Set exercise:
Leave out the pictures and copy every record exactly.
— START Supplied records —
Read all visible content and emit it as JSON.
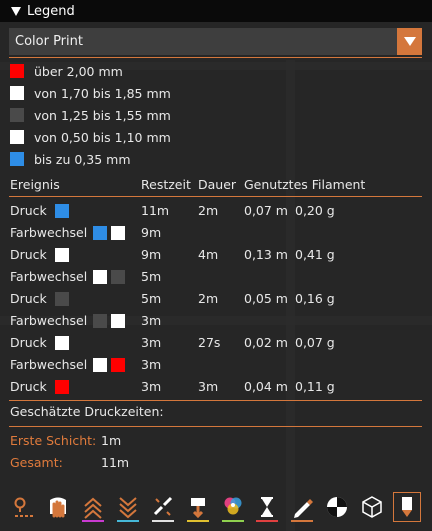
{
  "title": "Legend",
  "view_select": {
    "value": "Color Print"
  },
  "colors": {
    "accent": "#d4773c",
    "red": "#ff0000",
    "white": "#ffffff",
    "dark_gray": "#4a4a4a",
    "blue": "#2e8de6"
  },
  "legend_items": [
    {
      "label": "über 2,00 mm",
      "color": "#ff0000"
    },
    {
      "label": "von 1,70 bis 1,85 mm",
      "color": "#ffffff"
    },
    {
      "label": "von 1,25 bis 1,55 mm",
      "color": "#4a4a4a"
    },
    {
      "label": "von 0,50 bis 1,10 mm",
      "color": "#ffffff"
    },
    {
      "label": "bis zu 0,35 mm",
      "color": "#2e8de6"
    }
  ],
  "table": {
    "headers": {
      "event": "Ereignis",
      "remaining": "Restzeit",
      "duration": "Dauer",
      "filament": "Genutztes Filament"
    },
    "rows": [
      {
        "event": "Druck",
        "swatches": [
          "#2e8de6"
        ],
        "remaining": "11m",
        "duration": "2m",
        "length": "0,07 m",
        "weight": "0,20 g"
      },
      {
        "event": "Farbwechsel",
        "swatches": [
          "#2e8de6",
          "#ffffff"
        ],
        "remaining": "9m",
        "duration": "",
        "length": "",
        "weight": ""
      },
      {
        "event": "Druck",
        "swatches": [
          "#ffffff"
        ],
        "remaining": "9m",
        "duration": "4m",
        "length": "0,13 m",
        "weight": "0,41 g"
      },
      {
        "event": "Farbwechsel",
        "swatches": [
          "#ffffff",
          "#4a4a4a"
        ],
        "remaining": "5m",
        "duration": "",
        "length": "",
        "weight": ""
      },
      {
        "event": "Druck",
        "swatches": [
          "#4a4a4a"
        ],
        "remaining": "5m",
        "duration": "2m",
        "length": "0,05 m",
        "weight": "0,16 g"
      },
      {
        "event": "Farbwechsel",
        "swatches": [
          "#4a4a4a",
          "#ffffff"
        ],
        "remaining": "3m",
        "duration": "",
        "length": "",
        "weight": ""
      },
      {
        "event": "Druck",
        "swatches": [
          "#ffffff"
        ],
        "remaining": "3m",
        "duration": "27s",
        "length": "0,02 m",
        "weight": "0,07 g"
      },
      {
        "event": "Farbwechsel",
        "swatches": [
          "#ffffff",
          "#ff0000"
        ],
        "remaining": "3m",
        "duration": "",
        "length": "",
        "weight": ""
      },
      {
        "event": "Druck",
        "swatches": [
          "#ff0000"
        ],
        "remaining": "3m",
        "duration": "3m",
        "length": "0,04 m",
        "weight": "0,11 g"
      }
    ]
  },
  "estimates": {
    "heading": "Geschätzte Druckzeiten:",
    "first_layer_label": "Erste Schicht:",
    "first_layer_value": "1m",
    "total_label": "Gesamt:",
    "total_value": "11m"
  },
  "toolbar": [
    {
      "icon": "travel-moves-icon",
      "bar": ""
    },
    {
      "icon": "wipe-hand-icon",
      "bar": ""
    },
    {
      "icon": "retractions-icon",
      "bar": "#c93ad1"
    },
    {
      "icon": "deretractions-icon",
      "bar": "#46b8d8"
    },
    {
      "icon": "seams-icon",
      "bar": "#e0e0e0"
    },
    {
      "icon": "tool-changes-icon",
      "bar": "#e0c030"
    },
    {
      "icon": "color-changes-icon",
      "bar": "#8fd14f"
    },
    {
      "icon": "pause-hourglass-icon",
      "bar": "#e04040"
    },
    {
      "icon": "custom-gcode-icon",
      "bar": "#d4773c"
    },
    {
      "icon": "center-of-gravity-icon",
      "bar": ""
    },
    {
      "icon": "shells-icon",
      "bar": ""
    },
    {
      "icon": "tool-marker-icon",
      "bar": ""
    }
  ]
}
— END Supplied records —
Complete output:
Read all visible content and emit it as JSON.
{
  "title": "Legend",
  "view_select": {
    "value": "Color Print"
  },
  "colors": {
    "accent": "#d4773c",
    "red": "#ff0000",
    "white": "#ffffff",
    "dark_gray": "#4a4a4a",
    "blue": "#2e8de6"
  },
  "legend_items": [
    {
      "label": "über 2,00 mm",
      "color": "#ff0000"
    },
    {
      "label": "von 1,70 bis 1,85 mm",
      "color": "#ffffff"
    },
    {
      "label": "von 1,25 bis 1,55 mm",
      "color": "#4a4a4a"
    },
    {
      "label": "von 0,50 bis 1,10 mm",
      "color": "#ffffff"
    },
    {
      "label": "bis zu 0,35 mm",
      "color": "#2e8de6"
    }
  ],
  "table": {
    "headers": {
      "event": "Ereignis",
      "remaining": "Restzeit",
      "duration": "Dauer",
      "filament": "Genutztes Filament"
    },
    "rows": [
      {
        "event": "Druck",
        "swatches": [
          "#2e8de6"
        ],
        "remaining": "11m",
        "duration": "2m",
        "length": "0,07 m",
        "weight": "0,20 g"
      },
      {
        "event": "Farbwechsel",
        "swatches": [
          "#2e8de6",
          "#ffffff"
        ],
        "remaining": "9m",
        "duration": "",
        "length": "",
        "weight": ""
      },
      {
        "event": "Druck",
        "swatches": [
          "#ffffff"
        ],
        "remaining": "9m",
        "duration": "4m",
        "length": "0,13 m",
        "weight": "0,41 g"
      },
      {
        "event": "Farbwechsel",
        "swatches": [
          "#ffffff",
          "#4a4a4a"
        ],
        "remaining": "5m",
        "duration": "",
        "length": "",
        "weight": ""
      },
      {
        "event": "Druck",
        "swatches": [
          "#4a4a4a"
        ],
        "remaining": "5m",
        "duration": "2m",
        "length": "0,05 m",
        "weight": "0,16 g"
      },
      {
        "event": "Farbwechsel",
        "swatches": [
          "#4a4a4a",
          "#ffffff"
        ],
        "remaining": "3m",
        "duration": "",
        "length": "",
        "weight": ""
      },
      {
        "event": "Druck",
        "swatches": [
          "#ffffff"
        ],
        "remaining": "3m",
        "duration": "27s",
        "length": "0,02 m",
        "weight": "0,07 g"
      },
      {
        "event": "Farbwechsel",
        "swatches": [
          "#ffffff",
          "#ff0000"
        ],
        "remaining": "3m",
        "duration": "",
        "length": "",
        "weight": ""
      },
      {
        "event": "Druck",
        "swatches": [
          "#ff0000"
        ],
        "remaining": "3m",
        "duration": "3m",
        "length": "0,04 m",
        "weight": "0,11 g"
      }
    ]
  },
  "estimates": {
    "heading": "Geschätzte Druckzeiten:",
    "first_layer_label": "Erste Schicht:",
    "first_layer_value": "1m",
    "total_label": "Gesamt:",
    "total_value": "11m"
  },
  "toolbar": [
    {
      "icon": "travel-moves-icon",
      "bar": ""
    },
    {
      "icon": "wipe-hand-icon",
      "bar": ""
    },
    {
      "icon": "retractions-icon",
      "bar": "#c93ad1"
    },
    {
      "icon": "deretractions-icon",
      "bar": "#46b8d8"
    },
    {
      "icon": "seams-icon",
      "bar": "#e0e0e0"
    },
    {
      "icon": "tool-changes-icon",
      "bar": "#e0c030"
    },
    {
      "icon": "color-changes-icon",
      "bar": "#8fd14f"
    },
    {
      "icon": "pause-hourglass-icon",
      "bar": "#e04040"
    },
    {
      "icon": "custom-gcode-icon",
      "bar": "#d4773c"
    },
    {
      "icon": "center-of-gravity-icon",
      "bar": ""
    },
    {
      "icon": "shells-icon",
      "bar": ""
    },
    {
      "icon": "tool-marker-icon",
      "bar": ""
    }
  ]
}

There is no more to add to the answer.